■ THE REQUEST
Copy out all lines with the word "screenshot" in them.

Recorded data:
::::::::::

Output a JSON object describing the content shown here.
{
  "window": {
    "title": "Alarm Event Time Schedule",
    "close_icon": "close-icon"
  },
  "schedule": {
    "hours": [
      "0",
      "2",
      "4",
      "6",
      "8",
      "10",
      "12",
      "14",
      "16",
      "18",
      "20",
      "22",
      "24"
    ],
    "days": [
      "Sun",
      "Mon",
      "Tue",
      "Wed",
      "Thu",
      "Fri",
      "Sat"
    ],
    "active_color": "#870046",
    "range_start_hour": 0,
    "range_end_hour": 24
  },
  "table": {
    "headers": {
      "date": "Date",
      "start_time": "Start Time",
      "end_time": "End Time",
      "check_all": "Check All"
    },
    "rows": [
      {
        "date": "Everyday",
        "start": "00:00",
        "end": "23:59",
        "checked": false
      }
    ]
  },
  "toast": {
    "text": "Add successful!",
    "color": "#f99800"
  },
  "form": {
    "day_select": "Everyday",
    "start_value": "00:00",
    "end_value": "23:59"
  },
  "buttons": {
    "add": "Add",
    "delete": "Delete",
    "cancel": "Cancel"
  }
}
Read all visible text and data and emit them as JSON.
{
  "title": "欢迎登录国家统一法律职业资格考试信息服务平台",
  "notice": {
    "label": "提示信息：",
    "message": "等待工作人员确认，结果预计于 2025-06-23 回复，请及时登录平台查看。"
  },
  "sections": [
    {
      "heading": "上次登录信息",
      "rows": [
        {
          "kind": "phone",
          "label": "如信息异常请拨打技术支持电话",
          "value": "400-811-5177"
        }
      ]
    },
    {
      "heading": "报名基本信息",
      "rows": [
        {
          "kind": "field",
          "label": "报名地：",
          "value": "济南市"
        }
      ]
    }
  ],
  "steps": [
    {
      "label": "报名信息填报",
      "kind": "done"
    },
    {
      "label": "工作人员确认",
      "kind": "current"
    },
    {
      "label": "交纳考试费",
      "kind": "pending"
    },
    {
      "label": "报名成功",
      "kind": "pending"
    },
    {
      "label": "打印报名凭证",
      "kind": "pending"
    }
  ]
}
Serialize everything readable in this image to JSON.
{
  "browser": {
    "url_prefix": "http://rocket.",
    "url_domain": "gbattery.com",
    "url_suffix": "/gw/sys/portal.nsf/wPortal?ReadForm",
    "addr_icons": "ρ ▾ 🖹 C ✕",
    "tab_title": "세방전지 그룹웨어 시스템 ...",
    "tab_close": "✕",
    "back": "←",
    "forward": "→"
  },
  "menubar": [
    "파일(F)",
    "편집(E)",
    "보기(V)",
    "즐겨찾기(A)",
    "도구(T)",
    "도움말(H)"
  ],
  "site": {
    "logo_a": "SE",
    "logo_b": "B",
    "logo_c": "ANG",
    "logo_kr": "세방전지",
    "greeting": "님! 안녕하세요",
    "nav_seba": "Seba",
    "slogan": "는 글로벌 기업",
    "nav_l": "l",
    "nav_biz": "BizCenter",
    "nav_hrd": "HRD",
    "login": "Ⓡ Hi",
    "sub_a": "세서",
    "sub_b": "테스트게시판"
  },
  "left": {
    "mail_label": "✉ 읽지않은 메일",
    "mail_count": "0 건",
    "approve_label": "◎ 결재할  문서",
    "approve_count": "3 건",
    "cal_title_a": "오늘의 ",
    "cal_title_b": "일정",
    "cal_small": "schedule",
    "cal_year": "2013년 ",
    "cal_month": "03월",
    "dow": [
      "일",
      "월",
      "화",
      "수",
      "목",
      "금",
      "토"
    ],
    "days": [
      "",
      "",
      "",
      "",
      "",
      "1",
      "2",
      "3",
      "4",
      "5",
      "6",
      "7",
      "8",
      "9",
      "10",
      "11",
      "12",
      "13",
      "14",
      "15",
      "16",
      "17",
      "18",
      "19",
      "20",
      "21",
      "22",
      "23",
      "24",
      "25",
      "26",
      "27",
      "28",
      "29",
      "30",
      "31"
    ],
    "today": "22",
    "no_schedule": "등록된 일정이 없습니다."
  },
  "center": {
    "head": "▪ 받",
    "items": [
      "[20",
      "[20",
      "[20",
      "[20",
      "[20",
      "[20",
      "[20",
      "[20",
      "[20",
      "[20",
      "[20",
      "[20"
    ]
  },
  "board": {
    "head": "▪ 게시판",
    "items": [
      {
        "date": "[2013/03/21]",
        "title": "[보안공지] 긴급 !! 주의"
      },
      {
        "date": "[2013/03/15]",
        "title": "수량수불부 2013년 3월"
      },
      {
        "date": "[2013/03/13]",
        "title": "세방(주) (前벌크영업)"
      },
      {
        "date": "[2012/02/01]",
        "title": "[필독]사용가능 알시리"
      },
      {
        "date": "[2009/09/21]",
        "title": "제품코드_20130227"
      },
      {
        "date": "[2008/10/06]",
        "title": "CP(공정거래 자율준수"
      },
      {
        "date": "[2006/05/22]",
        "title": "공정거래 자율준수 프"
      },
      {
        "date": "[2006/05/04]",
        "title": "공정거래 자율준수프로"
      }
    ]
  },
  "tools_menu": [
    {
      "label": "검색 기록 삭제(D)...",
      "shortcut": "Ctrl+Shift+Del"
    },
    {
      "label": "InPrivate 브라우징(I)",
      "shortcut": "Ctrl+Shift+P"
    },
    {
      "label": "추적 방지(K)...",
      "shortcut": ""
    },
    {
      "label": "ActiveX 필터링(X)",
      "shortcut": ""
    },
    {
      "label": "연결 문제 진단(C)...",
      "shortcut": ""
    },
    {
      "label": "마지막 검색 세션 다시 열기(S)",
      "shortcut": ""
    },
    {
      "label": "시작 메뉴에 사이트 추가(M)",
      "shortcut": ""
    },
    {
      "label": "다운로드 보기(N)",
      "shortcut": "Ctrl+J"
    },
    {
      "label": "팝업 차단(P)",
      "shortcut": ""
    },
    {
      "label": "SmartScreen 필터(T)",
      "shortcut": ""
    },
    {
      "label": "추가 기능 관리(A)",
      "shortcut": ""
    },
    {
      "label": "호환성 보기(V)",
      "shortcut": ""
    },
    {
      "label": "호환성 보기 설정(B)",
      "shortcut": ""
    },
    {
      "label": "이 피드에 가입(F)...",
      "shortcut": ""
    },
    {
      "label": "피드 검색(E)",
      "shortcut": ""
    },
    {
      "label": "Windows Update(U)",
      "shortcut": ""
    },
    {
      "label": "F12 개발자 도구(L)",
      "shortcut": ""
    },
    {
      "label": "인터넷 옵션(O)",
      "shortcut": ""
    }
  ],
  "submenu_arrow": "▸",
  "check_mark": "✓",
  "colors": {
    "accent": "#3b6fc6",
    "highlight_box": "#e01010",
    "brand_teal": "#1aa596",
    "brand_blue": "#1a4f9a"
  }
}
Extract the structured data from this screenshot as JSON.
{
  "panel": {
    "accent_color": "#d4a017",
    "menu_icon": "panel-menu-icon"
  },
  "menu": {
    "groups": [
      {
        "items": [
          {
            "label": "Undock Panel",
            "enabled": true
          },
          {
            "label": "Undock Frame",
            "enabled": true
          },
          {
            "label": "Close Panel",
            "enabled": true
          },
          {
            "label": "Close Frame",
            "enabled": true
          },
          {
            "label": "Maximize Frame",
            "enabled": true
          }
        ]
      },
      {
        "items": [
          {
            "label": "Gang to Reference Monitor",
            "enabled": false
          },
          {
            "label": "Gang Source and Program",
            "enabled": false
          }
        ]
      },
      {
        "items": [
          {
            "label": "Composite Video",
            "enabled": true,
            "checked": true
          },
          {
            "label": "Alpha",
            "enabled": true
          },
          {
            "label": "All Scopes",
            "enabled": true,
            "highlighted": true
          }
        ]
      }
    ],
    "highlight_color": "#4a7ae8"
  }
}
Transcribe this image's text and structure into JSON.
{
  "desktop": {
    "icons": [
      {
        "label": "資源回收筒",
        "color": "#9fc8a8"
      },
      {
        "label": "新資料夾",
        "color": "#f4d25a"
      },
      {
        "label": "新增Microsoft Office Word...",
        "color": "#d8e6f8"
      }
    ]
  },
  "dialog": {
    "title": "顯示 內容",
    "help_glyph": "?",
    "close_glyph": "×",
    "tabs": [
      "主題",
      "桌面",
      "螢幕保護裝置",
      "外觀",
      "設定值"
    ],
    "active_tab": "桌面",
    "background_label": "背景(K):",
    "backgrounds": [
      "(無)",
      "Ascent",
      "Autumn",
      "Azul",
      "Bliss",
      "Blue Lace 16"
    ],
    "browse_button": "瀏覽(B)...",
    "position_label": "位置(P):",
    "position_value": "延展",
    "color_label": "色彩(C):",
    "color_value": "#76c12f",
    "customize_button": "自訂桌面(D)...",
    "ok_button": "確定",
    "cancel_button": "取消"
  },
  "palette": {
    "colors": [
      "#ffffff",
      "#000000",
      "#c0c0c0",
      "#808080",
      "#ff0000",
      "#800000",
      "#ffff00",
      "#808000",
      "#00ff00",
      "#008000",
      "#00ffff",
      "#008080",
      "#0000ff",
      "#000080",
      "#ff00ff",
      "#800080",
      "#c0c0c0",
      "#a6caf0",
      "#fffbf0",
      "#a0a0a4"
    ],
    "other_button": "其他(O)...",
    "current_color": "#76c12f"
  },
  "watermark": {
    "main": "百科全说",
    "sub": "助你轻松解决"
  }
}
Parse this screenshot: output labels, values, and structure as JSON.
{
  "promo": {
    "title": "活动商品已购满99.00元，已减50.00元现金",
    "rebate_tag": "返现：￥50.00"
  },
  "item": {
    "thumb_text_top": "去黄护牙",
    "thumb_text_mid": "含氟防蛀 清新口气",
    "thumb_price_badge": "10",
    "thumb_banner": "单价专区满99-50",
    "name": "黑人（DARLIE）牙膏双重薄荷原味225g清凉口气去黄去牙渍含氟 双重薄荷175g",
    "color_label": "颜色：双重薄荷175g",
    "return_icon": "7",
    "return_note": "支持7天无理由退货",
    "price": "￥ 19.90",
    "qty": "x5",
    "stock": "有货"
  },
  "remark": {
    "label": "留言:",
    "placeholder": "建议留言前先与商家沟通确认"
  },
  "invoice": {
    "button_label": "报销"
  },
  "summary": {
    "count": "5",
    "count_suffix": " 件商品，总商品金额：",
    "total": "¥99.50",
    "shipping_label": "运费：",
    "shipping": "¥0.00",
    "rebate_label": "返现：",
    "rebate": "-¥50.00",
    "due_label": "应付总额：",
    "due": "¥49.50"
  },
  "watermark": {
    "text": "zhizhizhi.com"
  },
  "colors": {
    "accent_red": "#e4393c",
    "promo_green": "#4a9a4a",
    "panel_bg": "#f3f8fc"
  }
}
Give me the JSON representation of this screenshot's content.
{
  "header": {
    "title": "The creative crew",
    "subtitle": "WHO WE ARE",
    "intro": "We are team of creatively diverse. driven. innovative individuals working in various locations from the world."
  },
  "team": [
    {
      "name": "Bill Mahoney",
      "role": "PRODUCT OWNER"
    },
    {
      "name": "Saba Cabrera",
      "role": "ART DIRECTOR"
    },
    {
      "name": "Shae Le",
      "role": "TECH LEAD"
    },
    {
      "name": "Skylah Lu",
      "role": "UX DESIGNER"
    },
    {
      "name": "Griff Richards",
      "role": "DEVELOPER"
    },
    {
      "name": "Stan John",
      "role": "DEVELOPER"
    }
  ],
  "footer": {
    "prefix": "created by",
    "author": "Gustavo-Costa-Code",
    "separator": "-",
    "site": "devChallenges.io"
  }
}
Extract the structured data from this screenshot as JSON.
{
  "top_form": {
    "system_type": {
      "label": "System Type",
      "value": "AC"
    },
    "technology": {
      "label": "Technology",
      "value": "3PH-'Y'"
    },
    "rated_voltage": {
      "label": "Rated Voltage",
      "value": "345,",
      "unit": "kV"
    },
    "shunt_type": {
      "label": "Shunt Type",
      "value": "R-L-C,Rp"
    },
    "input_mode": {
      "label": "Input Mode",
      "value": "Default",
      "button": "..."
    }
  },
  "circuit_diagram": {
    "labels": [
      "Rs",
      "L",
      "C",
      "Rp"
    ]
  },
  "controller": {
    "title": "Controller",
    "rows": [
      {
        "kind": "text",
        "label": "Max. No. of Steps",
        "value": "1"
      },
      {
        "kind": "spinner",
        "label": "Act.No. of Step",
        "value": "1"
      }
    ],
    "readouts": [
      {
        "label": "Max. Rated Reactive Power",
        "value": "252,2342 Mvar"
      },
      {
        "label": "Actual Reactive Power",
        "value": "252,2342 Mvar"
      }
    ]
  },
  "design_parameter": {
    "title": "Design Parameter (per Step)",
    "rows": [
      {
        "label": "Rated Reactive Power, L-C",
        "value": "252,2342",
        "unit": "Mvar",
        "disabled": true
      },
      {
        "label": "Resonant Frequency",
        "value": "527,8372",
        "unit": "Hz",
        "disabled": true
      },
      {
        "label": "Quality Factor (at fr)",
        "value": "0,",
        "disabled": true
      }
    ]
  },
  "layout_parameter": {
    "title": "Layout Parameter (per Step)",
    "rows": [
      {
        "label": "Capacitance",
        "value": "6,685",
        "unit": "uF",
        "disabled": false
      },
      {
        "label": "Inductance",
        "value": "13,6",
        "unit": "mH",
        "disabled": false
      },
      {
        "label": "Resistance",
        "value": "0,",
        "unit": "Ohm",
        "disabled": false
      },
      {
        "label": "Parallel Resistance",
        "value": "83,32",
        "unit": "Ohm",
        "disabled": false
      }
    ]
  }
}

::::::::::

■ ANSWER FOR THE TASK
Extract the structured data from this screenshot as JSON.
Parse this screenshot: output labels, values, and structure as JSON.
Give me the JSON representation of this screenshot's content.
Extract the structured data from this screenshot as JSON.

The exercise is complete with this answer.